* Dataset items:

%%

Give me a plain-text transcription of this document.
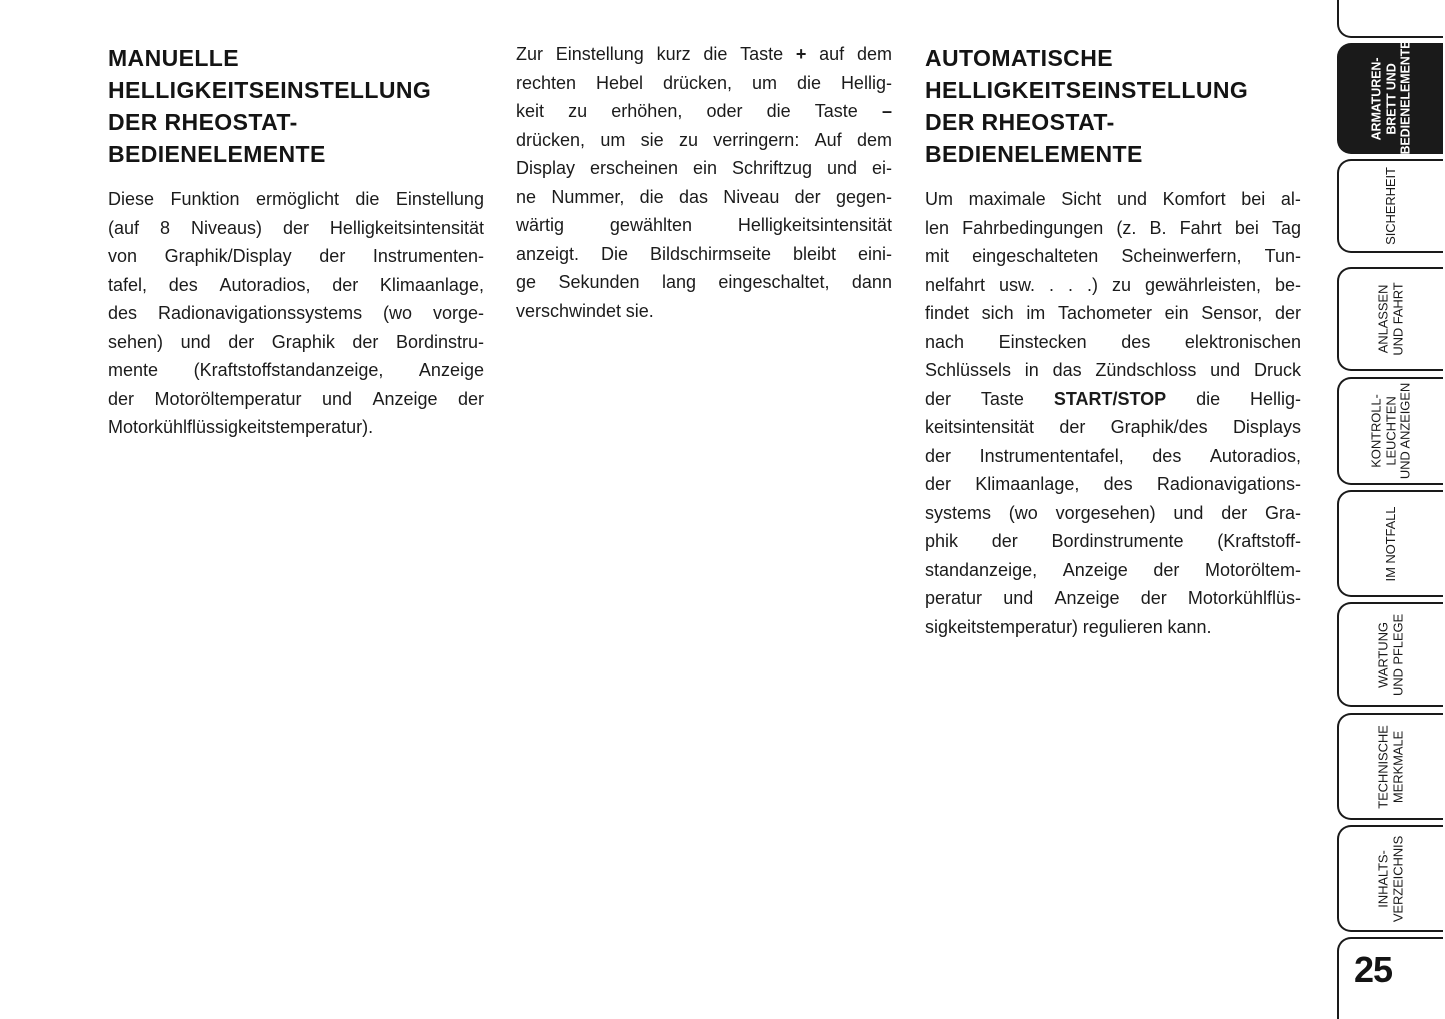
MANUELLE
HELLIGKEITSEINSTELLUNG
DER RHEOSTAT-
BEDIENELEMENTE
Diese Funktion ermöglicht die Einstellung
(auf 8 Niveaus) der Helligkeitsintensität
von Graphik/Display der Instrumenten-
tafel, des Autoradios, der Klimaanlage,
des Radionavigationssystems (wo vorge-
sehen) und der Graphik der Bordinstru-
mente (Kraftstoffstandanzeige, Anzeige
der Motoröltemperatur und Anzeige der
Motorkühlflüssigkeitstemperatur).
Zur Einstellung kurz die Taste + auf dem
rechten Hebel drücken, um die Hellig-
keit zu erhöhen, oder die Taste –
drücken, um sie zu verringern: Auf dem
Display erscheinen ein Schriftzug und ei-
ne Nummer, die das Niveau der gegen-
wärtig	gewählten	Helligkeitsintensität
anzeigt. Die Bildschirmseite bleibt eini-
ge Sekunden lang eingeschaltet, dann
verschwindet sie.
AUTOMATISCHE
HELLIGKEITSEINSTELLUNG
DER RHEOSTAT-
BEDIENELEMENTE
Um maximale Sicht und Komfort bei al-
len Fahrbedingungen (z. B. Fahrt bei Tag
mit eingeschalteten Scheinwerfern, Tun-
nelfahrt usw. . . .) zu gewährleisten, be-
findet sich im Tachometer ein Sensor, der
nach Einstecken des elektronischen
Schlüssels in das Zündschloss und Druck
der Taste START/STOP die Hellig-
keitsintensität der Graphik/des Displays
der Instrumententafel, des Autoradios,
der Klimaanlage, des Radionavigations-
systems (wo vorgesehen) und der Gra-
phik der Bordinstrumente (Kraftstoff-
standanzeige, Anzeige der Motoröltem-
peratur und Anzeige der Motorkühlflüs-
sigkeitstemperatur) regulieren kann.
ARMATUREN- BRETT UND BEDIENELEMENTE
SICHERHEIT
ANLASSEN UND FAHRT
KONTROLL- LEUCHTEN UND ANZEIGEN
IM NOTFALL
WARTUNG UND PFLEGE
TECHNISCHE MERKMALE
INHALTS- VERZEICHNIS
25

%%

* EXERCISE DESCRIPTION: Using the records above, copy each line that contains "Klimaanlage".

* WRITTEN RESPONSE:
tafel, des Autoradios, der Klimaanlage,
der Klimaanlage, des Radionavigations-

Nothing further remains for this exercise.